What to work on
Copy every line that contains the string "Year" from the entries below.
= = = = =
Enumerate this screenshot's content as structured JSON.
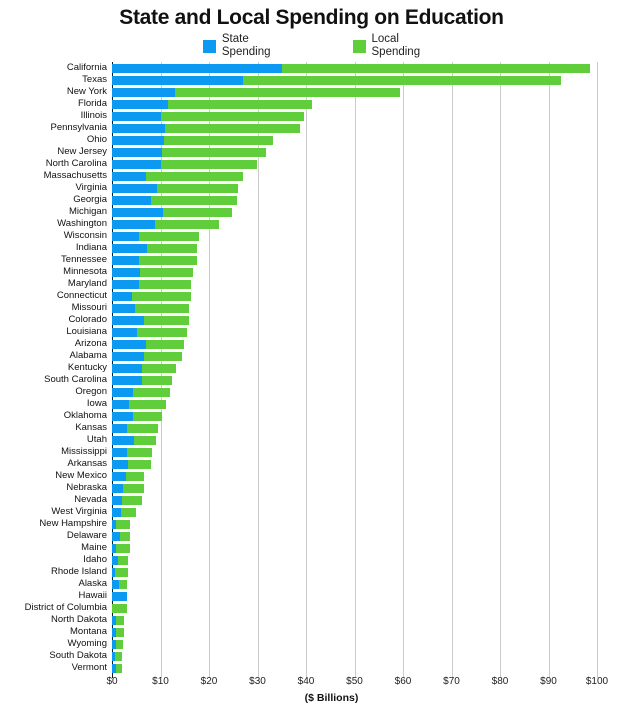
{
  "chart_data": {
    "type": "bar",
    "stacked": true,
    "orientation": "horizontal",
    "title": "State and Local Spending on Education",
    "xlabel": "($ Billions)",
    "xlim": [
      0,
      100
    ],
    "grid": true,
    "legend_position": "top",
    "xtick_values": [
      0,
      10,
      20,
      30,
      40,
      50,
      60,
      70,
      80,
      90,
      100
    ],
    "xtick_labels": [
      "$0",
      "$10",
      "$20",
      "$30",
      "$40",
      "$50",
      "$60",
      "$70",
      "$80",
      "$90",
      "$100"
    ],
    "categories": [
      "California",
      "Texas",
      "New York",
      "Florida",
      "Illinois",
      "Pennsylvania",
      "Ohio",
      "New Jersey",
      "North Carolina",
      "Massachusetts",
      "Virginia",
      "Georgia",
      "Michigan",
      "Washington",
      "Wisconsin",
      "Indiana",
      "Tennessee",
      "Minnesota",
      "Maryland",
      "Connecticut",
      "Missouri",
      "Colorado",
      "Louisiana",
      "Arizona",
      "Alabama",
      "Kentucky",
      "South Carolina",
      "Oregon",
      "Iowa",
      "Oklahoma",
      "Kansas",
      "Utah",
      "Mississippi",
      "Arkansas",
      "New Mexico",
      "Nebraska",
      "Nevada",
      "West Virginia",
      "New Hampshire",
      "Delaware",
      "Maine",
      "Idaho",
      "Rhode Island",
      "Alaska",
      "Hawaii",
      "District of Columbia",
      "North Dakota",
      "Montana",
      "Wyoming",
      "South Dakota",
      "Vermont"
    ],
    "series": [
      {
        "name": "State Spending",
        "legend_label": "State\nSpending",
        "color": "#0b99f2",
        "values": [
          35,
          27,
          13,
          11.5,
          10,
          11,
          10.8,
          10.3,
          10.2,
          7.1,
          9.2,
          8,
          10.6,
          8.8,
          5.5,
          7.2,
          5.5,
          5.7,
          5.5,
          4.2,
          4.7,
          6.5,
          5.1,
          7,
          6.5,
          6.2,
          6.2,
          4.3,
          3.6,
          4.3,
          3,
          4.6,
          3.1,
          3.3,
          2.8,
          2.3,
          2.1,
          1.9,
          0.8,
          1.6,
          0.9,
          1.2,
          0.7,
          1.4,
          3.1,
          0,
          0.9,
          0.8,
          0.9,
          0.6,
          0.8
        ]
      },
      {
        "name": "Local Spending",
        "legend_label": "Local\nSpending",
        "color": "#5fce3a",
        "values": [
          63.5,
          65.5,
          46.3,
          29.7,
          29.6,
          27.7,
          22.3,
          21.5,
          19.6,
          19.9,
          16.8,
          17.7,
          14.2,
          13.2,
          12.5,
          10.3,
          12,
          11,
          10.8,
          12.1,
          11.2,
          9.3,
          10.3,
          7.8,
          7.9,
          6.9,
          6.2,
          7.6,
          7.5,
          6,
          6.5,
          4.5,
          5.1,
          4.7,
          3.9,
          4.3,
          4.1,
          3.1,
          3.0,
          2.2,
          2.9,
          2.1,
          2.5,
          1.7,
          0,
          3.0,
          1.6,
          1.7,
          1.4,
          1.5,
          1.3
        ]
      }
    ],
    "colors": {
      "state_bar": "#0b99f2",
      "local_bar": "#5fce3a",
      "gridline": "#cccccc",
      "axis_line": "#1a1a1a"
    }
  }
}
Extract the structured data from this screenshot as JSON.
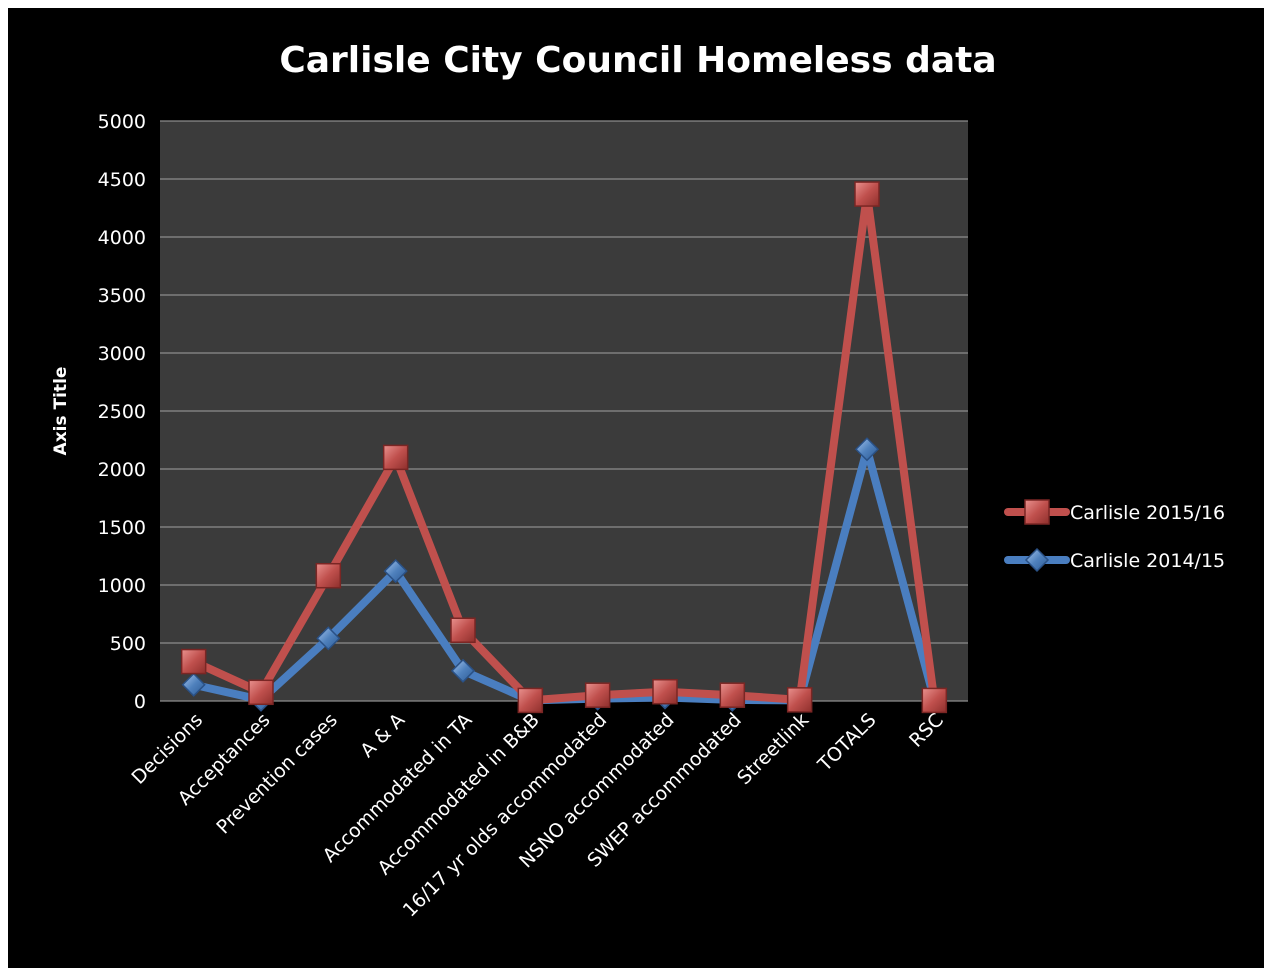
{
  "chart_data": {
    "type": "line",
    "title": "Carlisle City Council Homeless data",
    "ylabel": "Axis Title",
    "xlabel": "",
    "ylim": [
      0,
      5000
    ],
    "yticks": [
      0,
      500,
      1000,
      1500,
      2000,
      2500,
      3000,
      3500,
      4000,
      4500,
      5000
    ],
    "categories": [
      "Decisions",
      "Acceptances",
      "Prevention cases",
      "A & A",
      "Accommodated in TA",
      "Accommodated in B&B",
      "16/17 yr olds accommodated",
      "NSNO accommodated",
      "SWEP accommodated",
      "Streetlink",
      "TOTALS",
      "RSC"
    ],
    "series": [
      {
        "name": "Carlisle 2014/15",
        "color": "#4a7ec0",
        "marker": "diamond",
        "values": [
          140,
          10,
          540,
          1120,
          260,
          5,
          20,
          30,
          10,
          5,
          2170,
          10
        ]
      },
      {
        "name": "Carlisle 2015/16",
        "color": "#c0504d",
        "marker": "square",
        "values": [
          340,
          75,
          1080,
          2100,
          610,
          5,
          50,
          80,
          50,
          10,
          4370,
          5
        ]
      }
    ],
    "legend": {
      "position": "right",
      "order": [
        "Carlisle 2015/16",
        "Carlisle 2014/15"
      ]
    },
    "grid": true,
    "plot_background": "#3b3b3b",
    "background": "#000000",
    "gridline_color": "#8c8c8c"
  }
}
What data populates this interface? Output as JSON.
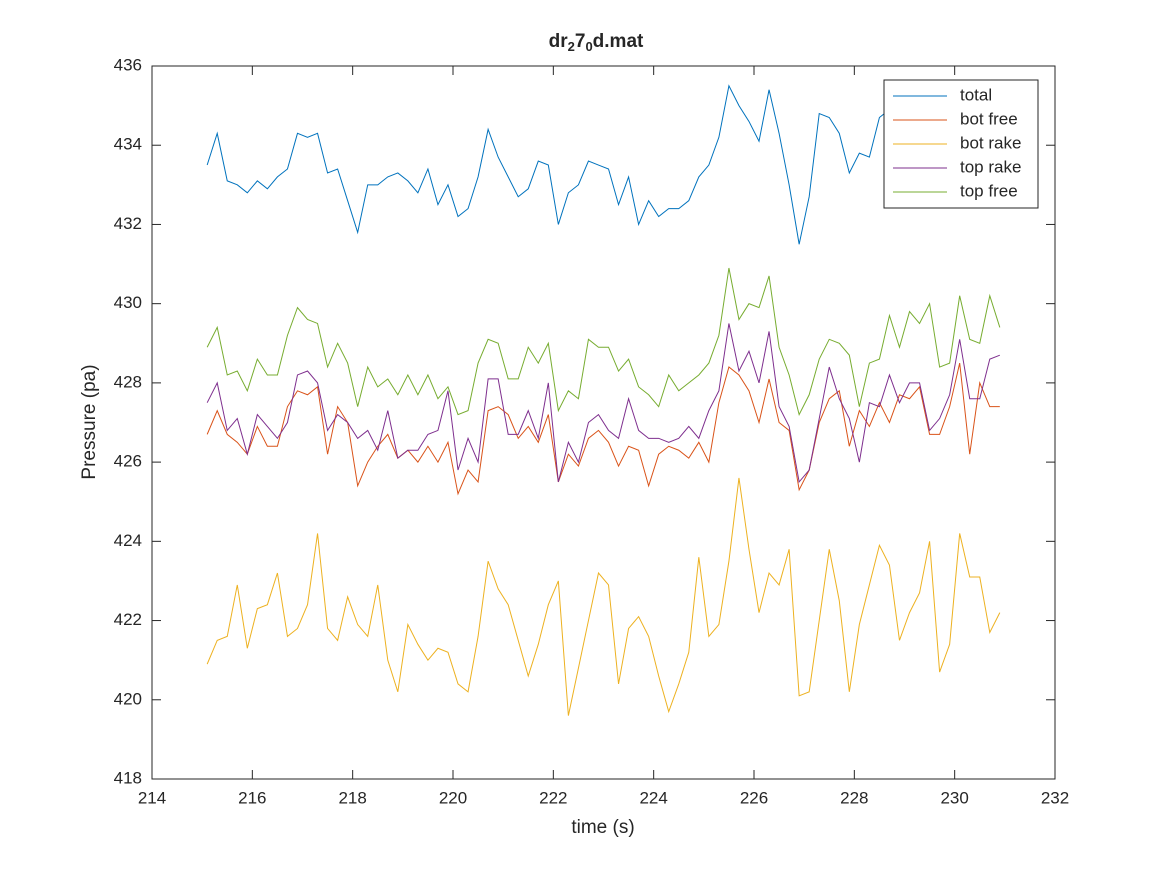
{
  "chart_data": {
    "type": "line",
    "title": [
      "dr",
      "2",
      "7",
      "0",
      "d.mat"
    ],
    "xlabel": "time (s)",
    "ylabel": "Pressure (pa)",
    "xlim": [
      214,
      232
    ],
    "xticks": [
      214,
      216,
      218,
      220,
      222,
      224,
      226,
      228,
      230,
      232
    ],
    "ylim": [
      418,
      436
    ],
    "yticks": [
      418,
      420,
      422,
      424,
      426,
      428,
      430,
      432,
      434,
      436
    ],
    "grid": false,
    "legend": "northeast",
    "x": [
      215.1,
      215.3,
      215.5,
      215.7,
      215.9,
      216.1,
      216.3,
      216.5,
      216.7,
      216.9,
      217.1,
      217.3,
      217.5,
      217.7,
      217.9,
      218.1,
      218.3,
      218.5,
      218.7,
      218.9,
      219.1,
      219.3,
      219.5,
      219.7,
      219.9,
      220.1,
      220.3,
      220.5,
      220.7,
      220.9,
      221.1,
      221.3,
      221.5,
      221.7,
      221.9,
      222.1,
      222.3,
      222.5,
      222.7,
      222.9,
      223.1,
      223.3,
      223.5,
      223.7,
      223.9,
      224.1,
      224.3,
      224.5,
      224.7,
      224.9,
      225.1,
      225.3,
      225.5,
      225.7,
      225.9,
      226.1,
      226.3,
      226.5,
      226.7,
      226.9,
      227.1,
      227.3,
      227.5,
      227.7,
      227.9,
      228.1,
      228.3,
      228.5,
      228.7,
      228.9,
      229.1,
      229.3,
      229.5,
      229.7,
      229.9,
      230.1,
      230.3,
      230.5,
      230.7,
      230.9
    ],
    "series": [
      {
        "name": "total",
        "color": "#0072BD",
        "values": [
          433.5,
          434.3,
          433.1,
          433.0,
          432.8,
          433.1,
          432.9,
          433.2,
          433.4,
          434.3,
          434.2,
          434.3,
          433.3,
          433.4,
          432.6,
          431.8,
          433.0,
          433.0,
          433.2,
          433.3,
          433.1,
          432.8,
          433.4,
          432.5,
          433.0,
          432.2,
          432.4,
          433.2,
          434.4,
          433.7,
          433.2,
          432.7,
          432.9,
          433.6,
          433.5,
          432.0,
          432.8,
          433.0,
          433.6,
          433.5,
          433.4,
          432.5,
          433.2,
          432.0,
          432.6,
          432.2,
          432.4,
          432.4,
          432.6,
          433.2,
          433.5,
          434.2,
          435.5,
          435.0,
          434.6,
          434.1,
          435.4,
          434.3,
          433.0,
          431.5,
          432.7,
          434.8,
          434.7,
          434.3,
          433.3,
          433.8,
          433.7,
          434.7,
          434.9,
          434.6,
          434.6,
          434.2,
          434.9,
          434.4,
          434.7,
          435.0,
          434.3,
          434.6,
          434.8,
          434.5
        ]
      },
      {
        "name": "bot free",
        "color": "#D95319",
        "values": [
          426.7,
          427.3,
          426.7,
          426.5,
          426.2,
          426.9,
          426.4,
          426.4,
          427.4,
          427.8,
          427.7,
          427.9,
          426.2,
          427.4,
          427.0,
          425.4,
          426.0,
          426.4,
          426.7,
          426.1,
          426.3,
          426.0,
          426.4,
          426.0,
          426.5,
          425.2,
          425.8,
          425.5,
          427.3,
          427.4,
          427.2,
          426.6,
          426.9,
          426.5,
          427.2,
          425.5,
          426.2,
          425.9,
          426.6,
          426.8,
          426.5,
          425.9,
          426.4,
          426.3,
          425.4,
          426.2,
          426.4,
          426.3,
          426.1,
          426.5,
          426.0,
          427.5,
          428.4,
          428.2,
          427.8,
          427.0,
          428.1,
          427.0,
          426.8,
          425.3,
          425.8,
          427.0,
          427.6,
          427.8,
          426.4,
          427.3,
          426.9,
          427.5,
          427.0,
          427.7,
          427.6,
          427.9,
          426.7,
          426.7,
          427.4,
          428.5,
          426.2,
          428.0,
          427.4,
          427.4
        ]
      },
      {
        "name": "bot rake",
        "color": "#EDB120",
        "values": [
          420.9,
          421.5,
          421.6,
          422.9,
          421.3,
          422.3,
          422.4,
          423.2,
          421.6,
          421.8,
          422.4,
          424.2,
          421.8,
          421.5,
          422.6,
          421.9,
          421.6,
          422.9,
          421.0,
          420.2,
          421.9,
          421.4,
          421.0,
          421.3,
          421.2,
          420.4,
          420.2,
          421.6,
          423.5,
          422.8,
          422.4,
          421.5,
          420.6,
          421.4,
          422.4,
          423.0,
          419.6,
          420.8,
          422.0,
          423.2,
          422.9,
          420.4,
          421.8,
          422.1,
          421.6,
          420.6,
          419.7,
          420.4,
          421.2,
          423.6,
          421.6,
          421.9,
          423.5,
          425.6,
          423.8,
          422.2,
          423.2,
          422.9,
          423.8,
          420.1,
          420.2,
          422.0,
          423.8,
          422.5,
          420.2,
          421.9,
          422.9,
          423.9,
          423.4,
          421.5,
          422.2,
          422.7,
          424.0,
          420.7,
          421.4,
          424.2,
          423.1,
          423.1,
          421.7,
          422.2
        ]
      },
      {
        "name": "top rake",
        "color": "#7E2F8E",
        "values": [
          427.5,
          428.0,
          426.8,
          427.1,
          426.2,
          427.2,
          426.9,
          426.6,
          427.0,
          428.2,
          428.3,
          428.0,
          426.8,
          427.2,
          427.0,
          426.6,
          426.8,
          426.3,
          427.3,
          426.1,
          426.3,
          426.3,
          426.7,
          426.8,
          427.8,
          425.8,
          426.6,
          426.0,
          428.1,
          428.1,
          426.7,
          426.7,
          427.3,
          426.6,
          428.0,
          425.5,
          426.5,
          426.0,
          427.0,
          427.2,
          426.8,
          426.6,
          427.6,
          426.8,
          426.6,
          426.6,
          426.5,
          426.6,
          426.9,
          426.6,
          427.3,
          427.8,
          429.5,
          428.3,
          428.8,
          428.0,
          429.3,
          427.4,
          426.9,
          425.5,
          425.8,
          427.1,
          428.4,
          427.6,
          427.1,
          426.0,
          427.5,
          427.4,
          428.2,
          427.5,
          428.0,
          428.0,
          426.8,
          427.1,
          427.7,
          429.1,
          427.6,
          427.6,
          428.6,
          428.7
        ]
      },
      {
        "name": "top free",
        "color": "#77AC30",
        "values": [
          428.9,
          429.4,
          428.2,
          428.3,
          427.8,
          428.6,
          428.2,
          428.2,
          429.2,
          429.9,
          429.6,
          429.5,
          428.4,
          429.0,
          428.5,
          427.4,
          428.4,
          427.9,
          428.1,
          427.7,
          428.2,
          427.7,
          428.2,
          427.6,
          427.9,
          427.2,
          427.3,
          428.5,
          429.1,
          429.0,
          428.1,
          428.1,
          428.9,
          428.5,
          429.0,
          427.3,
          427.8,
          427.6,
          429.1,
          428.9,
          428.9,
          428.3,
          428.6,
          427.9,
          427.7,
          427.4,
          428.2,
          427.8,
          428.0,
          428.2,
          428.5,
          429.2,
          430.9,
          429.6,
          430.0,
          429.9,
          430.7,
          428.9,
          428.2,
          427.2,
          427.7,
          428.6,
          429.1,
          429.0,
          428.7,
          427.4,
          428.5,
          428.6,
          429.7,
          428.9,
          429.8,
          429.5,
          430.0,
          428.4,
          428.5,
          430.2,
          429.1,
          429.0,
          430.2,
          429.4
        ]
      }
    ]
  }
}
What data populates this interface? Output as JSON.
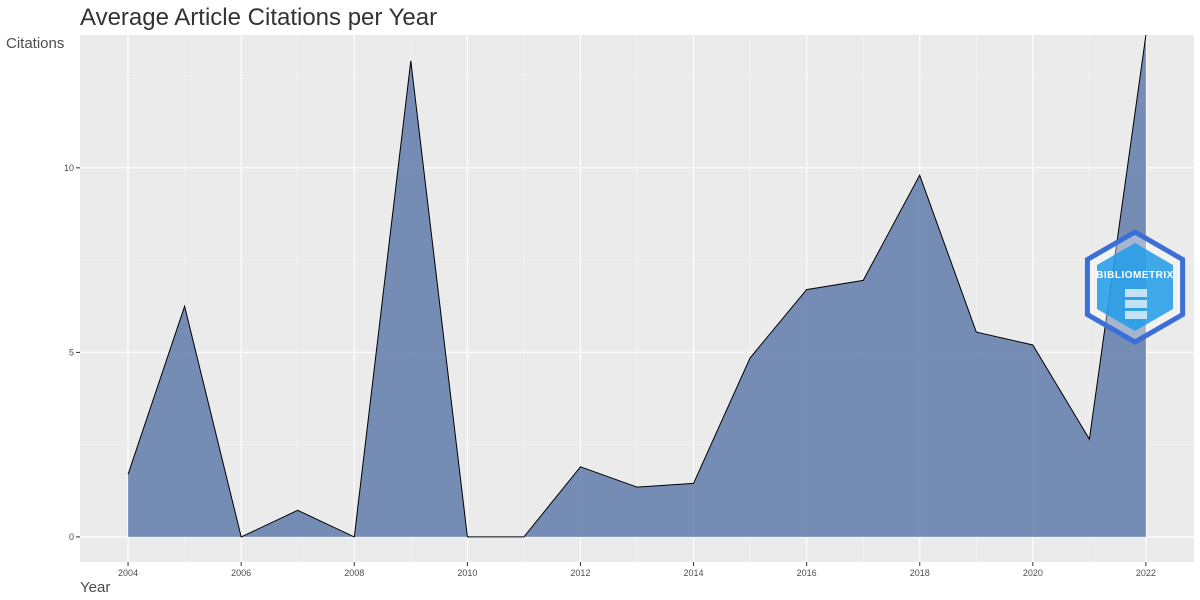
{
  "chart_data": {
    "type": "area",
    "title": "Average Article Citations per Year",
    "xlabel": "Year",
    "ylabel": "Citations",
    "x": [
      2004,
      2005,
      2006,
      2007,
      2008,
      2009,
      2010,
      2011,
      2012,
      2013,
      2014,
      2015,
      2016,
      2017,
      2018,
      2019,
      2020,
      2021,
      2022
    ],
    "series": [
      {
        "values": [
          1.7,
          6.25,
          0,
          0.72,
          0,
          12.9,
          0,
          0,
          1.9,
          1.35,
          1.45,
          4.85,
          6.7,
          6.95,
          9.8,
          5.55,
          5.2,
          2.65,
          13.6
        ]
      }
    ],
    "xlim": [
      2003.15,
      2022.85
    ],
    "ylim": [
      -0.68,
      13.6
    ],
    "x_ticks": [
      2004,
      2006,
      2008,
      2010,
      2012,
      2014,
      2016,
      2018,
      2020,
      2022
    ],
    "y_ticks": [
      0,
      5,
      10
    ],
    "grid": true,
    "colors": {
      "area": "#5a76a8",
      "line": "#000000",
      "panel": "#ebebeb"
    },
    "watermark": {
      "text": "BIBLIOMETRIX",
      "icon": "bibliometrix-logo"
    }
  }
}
= = = = =
Answer for the task
    "title": "Average Article Citations per Year",
    "xlabel": "Year",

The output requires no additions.